- Dataset items
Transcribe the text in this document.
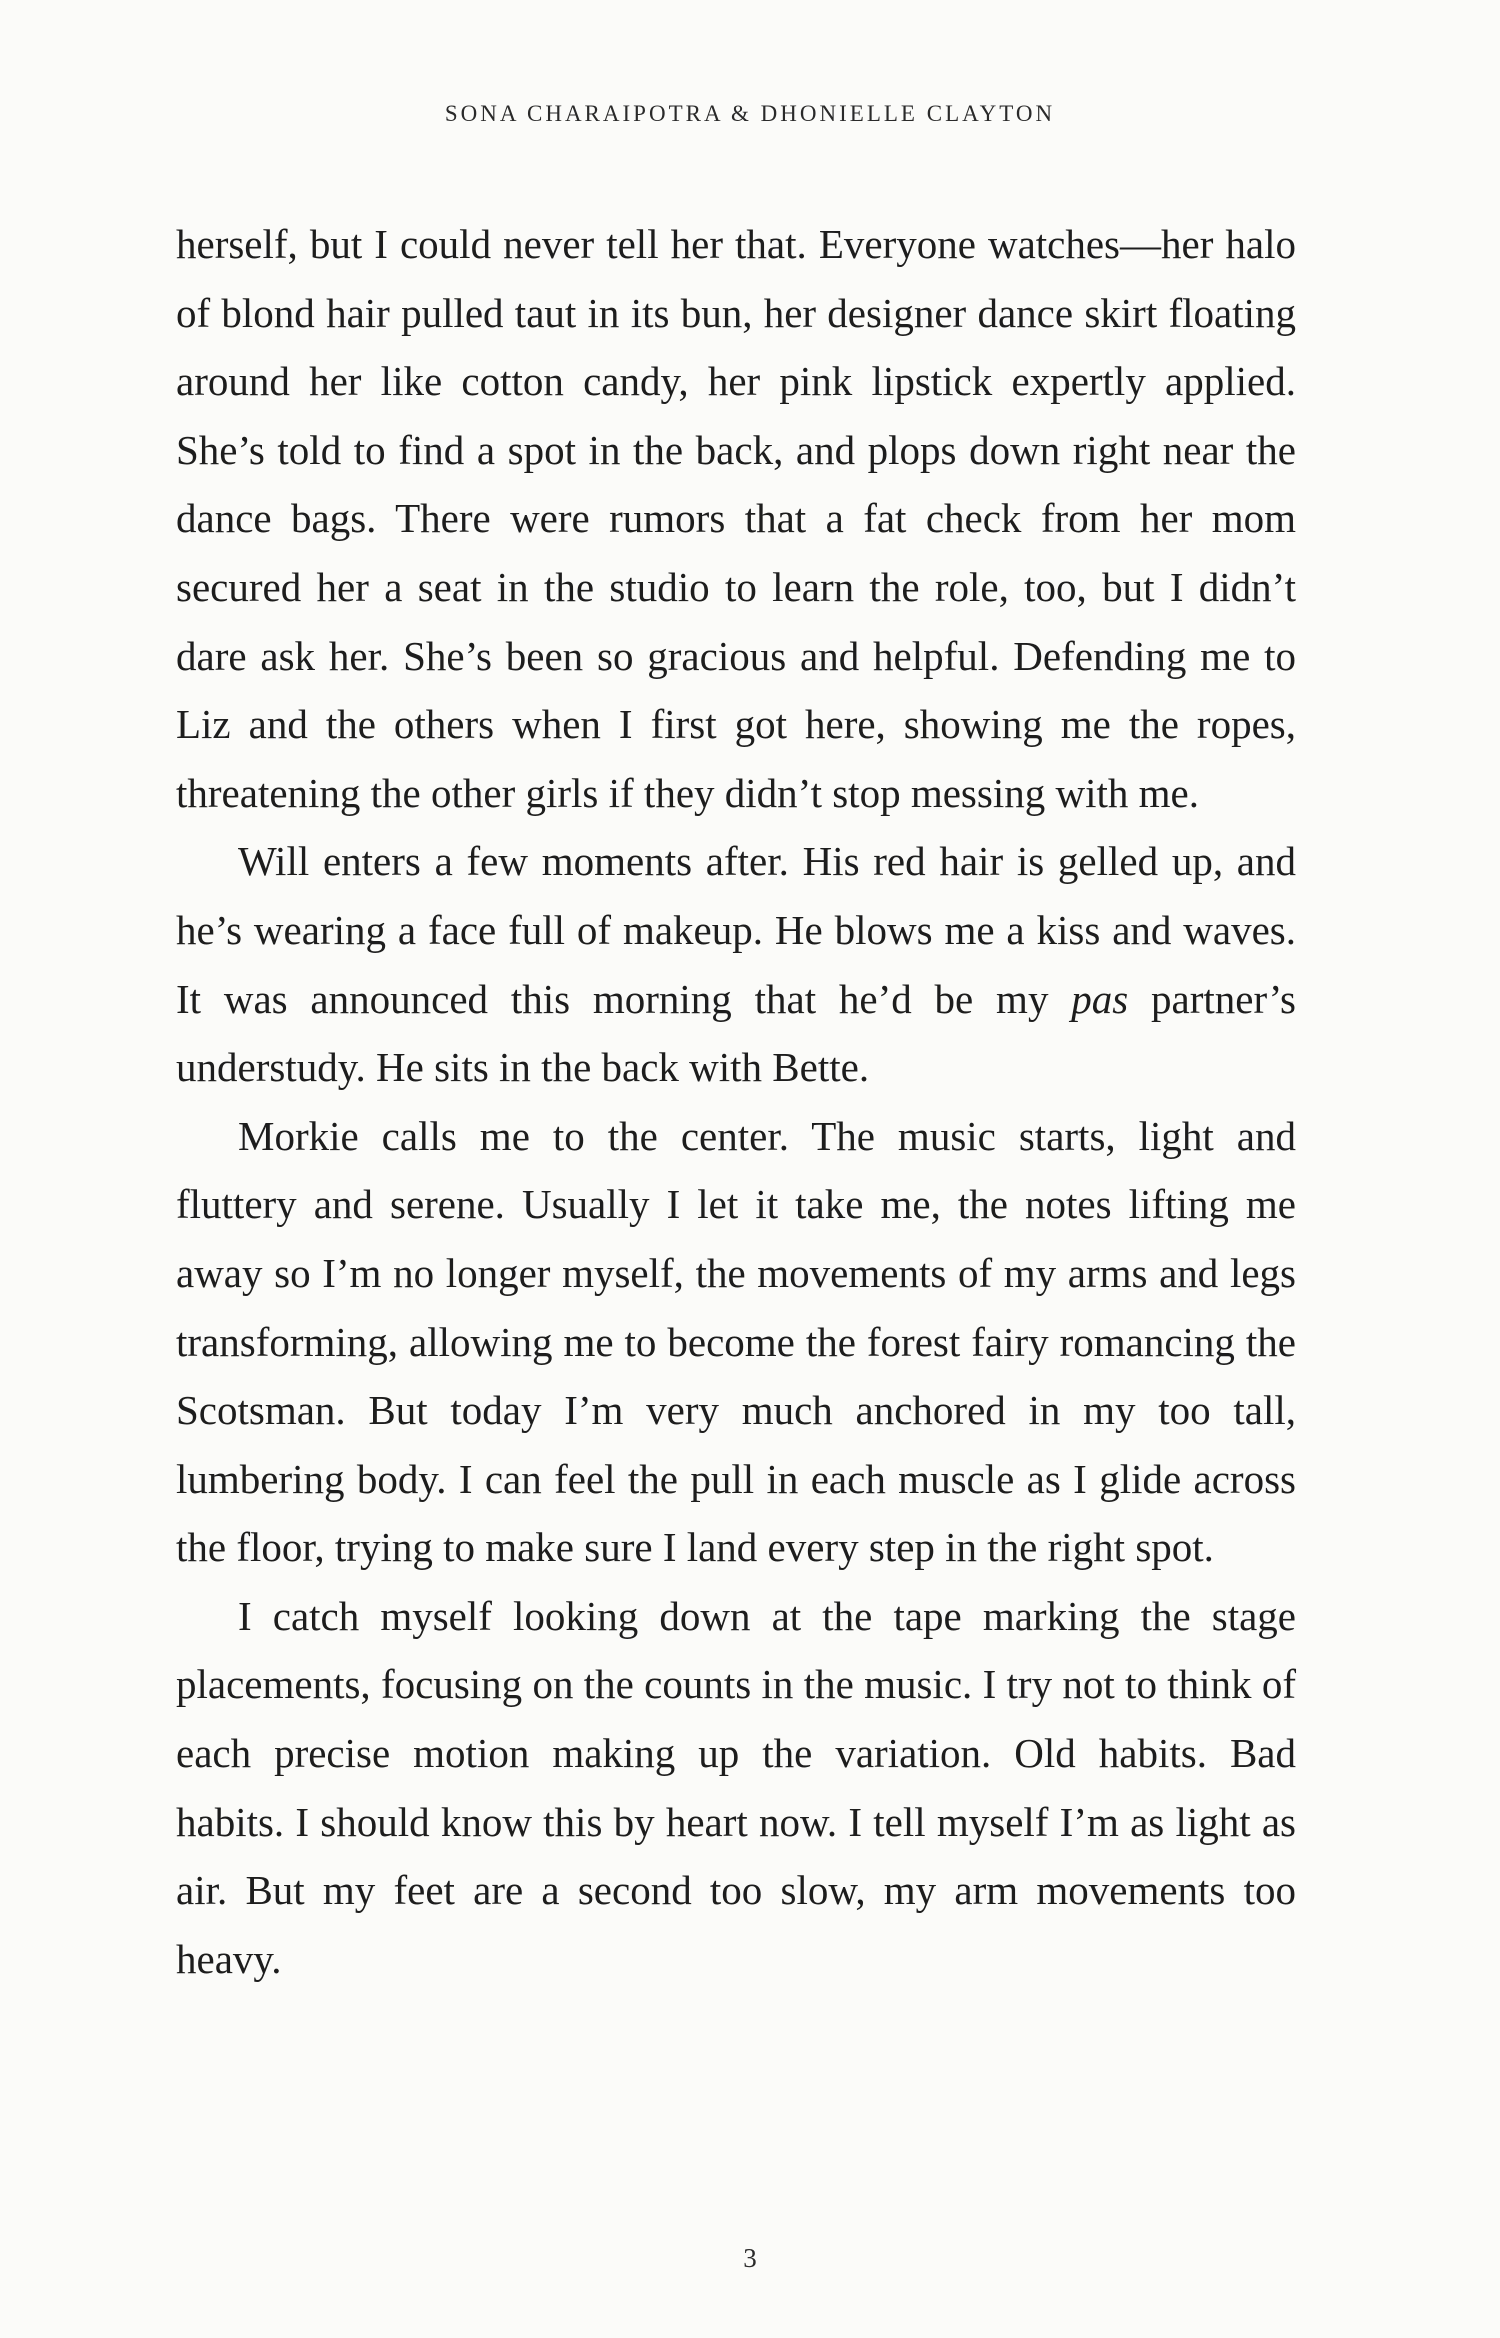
SONA CHARAIPOTRA & DHONIELLE CLAYTON

herself, but I could never tell her that. Everyone watches—her halo of blond hair pulled taut in its bun, her designer dance skirt floating around her like cotton candy, her pink lipstick expertly applied. She’s told to find a spot in the back, and plops down right near the dance bags. There were rumors that a fat check from her mom secured her a seat in the studio to learn the role, too, but I didn’t dare ask her. She’s been so gracious and helpful. Defending me to Liz and the others when I first got here, showing me the ropes, threatening the other girls if they didn’t stop messing with me.

Will enters a few moments after. His red hair is gelled up, and he’s wearing a face full of makeup. He blows me a kiss and waves. It was announced this morning that he’d be my pas partner’s understudy. He sits in the back with Bette.

Morkie calls me to the center. The music starts, light and fluttery and serene. Usually I let it take me, the notes lifting me away so I’m no longer myself, the movements of my arms and legs transforming, allowing me to become the forest fairy romancing the Scotsman. But today I’m very much anchored in my too tall, lumbering body. I can feel the pull in each muscle as I glide across the floor, trying to make sure I land every step in the right spot.

I catch myself looking down at the tape marking the stage placements, focusing on the counts in the music. I try not to think of each precise motion making up the variation. Old habits. Bad habits. I should know this by heart now. I tell myself I’m as light as air. But my feet are a second too slow, my arm movements too heavy.

3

- What you should do
Whichever lines contain the string "this", select and copy them.

- Correct response
Transcribe the text in this document.
Will enters a few moments after. His red hair is gelled up, and he’s wearing a face full of makeup. He blows me a kiss and waves. It was announced this morning that he’d be my pas partner’s understudy. He sits in the back with Bette.
I catch myself looking down at the tape marking the stage placements, focusing on the counts in the music. I try not to think of each precise motion making up the variation. Old habits. Bad habits. I should know this by heart now. I tell myself I’m as light as air. But my feet are a second too slow, my arm movements too heavy.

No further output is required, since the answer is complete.